→ SELECTED PASSAGE
------------

Description of key information

Based on the in vitro study results, the test substance, mono- and di- C8-10 PSE was determined to be corrosive to the skin and eyes.

Key value for chemical safety assessment

Skin irritation / corrosion

Link to relevant study records

Referenceopen allclose all

Endpoint:
skin corrosion: in vitro / ex vivo
Type of information:
experimental study
Adequacy of study:
key study
Study period:
From May 16, 2017 to June 15, 2017
Reliability:
1 (reliable without restriction)
Rationale for reliability incl. deficiencies:
guideline study
Qualifier:
according to guideline
Guideline:
OECD Guideline 431 (In Vitro Skin Corrosion: Reconstructed Human Epidermis (RHE) Test Method)
Deviations:
no
GLP compliance:
yes (incl. QA statement)
Specific details on test material used for the study:
Supplier batch/lot No.: 0001146459; Appearance: colourless pale yellow liquid
Test system:
human skin model
Remarks:
The reconstructed human epidermal model EpidermTM (EPI-200 MatTek Corporation)
Cell type:
other: normal human-derived epidermal keratinocytes
Justification for test system used:
The EpiDermTM skin model and assay for skin corrosion testing is endorsed by OECD TG 431.
Vehicle:
unchanged (no vehicle)
Details on test system:
Test system:

The reconstructed human epidermal model EpidermTM (EPI-200 MatTek Corporation) consists of normal human-derived epidermal keratinocytes which have been cultured to form a multi-layered highly differential model of the human epidermis. It consists of organised basal, spinous and granular layers and a multi-layered stratum corneum containing intercellular lamellar lipid layers arranged in patterns analogous to those found in vivo.

Characterisation of the test system:
MatTek’s EpiDermTM model has been extensively characterised for multiple parameters including morphology, tissue viability, skin barrier function and sterility. QC results for the specific lot of models received (Lot# 25819) were checked in-house for MatTek acceptance ranges with the following outcome:
- Morphology - PASS
- Tissue viability - PASS
- Skin barrier function (ET50 value for 1 % Triton X-100) where ET50 is the time taken for 1 % Triton X-100 to reduce the viability of the skin model to 50 % relative to the negative control) - PASS
- Sterility testing showed no contamination during long term antibiotic and antimycotic free culture - PASS
Control samples:
yes, concurrent negative control
yes, concurrent positive control
Amount/concentration applied:
50 μl of neat test substance
Duration of treatment / exposure:
3 and 60 minutes at 37 °C, 5 % CO2, 95 % RH
Number of replicates:
3 replicates for test substance, negative and positive controls
Irritation / corrosion parameter:
% tissue viability
Run / experiment:
3 minutes
Value:
16.5
Negative controls validity:
valid
Positive controls validity:
valid
Irritation / corrosion parameter:
% tissue viability
Run / experiment:
60 minutes
Value:
4.4
Negative controls validity:
valid
Positive controls validity:
valid
Other effects / acceptance of results:
- Prior to the assay, the test substance was checked for interference (water coloration or MTT interference) and found not to interfere.
- The test substance did reduce the viability below 50 % after 3 min and below 15 % after 1 h and should be considered as corrosive.

All acceptance criteria were met:
- The mean OD570 of the negative control tissues must be ≥0.8.

------------

→ REQUIRED TASKS
1. In the skin corrosion study record, what percent tissue viability was recorded for the 60-minute run?
2. List every parameter that the skin corrosion study record says was checked in-house for the EpiDerm model lot.
3. Resume the skin corrosion study record right after its last line.
The material has no role in any of this.

------------

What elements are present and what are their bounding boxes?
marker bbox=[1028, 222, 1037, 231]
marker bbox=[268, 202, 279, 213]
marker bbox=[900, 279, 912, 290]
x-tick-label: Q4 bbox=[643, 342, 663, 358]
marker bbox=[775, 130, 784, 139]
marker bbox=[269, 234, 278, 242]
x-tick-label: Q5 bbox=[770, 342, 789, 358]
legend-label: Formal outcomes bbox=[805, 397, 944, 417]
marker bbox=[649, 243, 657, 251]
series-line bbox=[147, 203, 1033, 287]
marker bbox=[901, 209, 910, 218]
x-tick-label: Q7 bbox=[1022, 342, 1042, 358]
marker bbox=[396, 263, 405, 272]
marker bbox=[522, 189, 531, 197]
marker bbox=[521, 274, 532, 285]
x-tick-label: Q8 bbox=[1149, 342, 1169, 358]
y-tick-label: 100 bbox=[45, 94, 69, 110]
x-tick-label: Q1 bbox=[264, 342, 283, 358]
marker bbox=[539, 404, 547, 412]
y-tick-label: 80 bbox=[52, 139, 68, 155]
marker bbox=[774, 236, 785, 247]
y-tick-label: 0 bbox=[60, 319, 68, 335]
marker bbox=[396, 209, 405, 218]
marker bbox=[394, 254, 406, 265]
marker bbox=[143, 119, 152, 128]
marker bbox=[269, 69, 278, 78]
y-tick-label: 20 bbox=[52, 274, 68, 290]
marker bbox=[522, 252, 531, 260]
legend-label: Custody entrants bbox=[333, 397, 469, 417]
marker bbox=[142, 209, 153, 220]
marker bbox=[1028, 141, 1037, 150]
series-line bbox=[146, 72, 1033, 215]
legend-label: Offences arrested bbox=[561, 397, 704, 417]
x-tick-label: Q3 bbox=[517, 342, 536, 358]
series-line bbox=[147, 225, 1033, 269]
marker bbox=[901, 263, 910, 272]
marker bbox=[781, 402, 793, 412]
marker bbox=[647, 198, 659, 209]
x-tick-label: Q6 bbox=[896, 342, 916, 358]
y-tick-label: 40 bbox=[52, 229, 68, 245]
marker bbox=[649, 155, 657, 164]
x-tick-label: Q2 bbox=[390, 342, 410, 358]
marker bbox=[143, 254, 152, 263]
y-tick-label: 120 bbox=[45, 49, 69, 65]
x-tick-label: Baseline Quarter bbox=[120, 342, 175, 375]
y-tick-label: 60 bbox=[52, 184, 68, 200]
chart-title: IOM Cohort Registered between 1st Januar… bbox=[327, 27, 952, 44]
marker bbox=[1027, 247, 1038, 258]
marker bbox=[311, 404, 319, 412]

------------

→ ANSWER SECTION
1. 4.4

2. Morphology, tissue viability, skin barrier function and sterility

3.
Result: 1.651 after 3 min, 1.869 after 1 h
- The mean of the positive control relative percentage viability, after 1 hour exposure must be <15 % of the mean of the negative control.
Result: 3.0 %
- In the range between 20 % and 100 % viability, the coefficient of variation (CV) is an additional acceptance criterion. It should not exceed 0.3 (i.e 30 %).
Results:
NC: 5.6 % after 3 min, 5.6 % after 1 h
PC: 22.8 % after 3 min, 15.0 % after 1 h
Test substance: 13.2 % after 3 min, 7.6 % after 1 h
Interpretation of results:
other: Category 1A (corrosive) based on CLP criteria
Conclusions:
Under the study conditions, the test substance was determined to be skin corrosive, sub category 1A.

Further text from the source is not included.